>>>

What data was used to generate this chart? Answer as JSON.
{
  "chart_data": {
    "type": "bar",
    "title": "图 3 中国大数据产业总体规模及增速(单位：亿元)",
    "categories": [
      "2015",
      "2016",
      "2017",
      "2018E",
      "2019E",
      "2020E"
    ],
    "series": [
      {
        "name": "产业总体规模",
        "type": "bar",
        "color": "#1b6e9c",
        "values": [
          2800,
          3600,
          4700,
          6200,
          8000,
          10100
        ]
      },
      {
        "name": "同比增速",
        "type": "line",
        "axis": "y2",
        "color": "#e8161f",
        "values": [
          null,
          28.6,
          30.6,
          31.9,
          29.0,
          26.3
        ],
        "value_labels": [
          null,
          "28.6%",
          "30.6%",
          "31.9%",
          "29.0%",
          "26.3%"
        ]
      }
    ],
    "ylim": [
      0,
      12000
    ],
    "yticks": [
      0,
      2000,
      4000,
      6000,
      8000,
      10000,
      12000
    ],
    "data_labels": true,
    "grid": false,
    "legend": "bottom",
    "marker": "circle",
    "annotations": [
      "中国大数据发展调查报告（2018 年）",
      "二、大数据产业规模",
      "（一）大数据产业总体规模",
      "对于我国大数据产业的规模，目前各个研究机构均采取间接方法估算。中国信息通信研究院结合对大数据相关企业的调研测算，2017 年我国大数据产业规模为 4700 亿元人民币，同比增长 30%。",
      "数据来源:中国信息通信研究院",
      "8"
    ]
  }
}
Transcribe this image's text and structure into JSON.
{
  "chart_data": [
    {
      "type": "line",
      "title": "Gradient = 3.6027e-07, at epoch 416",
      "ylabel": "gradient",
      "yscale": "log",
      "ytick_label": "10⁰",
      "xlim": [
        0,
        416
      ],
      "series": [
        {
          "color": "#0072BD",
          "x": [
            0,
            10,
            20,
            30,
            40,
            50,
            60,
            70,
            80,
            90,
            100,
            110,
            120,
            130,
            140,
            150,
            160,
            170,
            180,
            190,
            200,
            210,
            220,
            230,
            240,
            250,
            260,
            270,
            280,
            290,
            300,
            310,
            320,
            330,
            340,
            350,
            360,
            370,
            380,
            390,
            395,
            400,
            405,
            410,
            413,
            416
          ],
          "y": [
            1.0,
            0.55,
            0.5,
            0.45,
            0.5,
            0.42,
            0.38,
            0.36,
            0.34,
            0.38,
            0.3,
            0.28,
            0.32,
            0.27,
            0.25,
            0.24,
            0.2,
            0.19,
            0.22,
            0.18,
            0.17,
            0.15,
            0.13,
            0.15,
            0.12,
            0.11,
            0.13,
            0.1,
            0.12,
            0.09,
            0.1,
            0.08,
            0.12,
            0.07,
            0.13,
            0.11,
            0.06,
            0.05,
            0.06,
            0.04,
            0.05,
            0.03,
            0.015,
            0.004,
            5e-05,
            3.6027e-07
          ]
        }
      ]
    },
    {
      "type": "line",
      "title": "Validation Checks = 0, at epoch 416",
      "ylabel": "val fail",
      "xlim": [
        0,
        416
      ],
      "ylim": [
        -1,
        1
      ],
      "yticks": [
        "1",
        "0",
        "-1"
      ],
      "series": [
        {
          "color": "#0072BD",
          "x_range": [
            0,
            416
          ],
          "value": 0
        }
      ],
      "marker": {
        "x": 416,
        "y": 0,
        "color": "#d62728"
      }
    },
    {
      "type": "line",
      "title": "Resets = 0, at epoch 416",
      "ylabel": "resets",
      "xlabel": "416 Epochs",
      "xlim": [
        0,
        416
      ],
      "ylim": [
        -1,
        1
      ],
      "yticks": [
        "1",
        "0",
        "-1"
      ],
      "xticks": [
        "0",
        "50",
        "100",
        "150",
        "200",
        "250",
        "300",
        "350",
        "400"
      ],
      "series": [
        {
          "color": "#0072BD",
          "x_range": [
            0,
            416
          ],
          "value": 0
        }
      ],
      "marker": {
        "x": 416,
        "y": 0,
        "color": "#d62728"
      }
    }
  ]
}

<<<

REQUIREMENT:
Using the listing above, show every line that includes the string "JSON".

REPLY:
What data was used to generate this chart? Answer as JSON.
Transcribe this image's text and structure into JSON.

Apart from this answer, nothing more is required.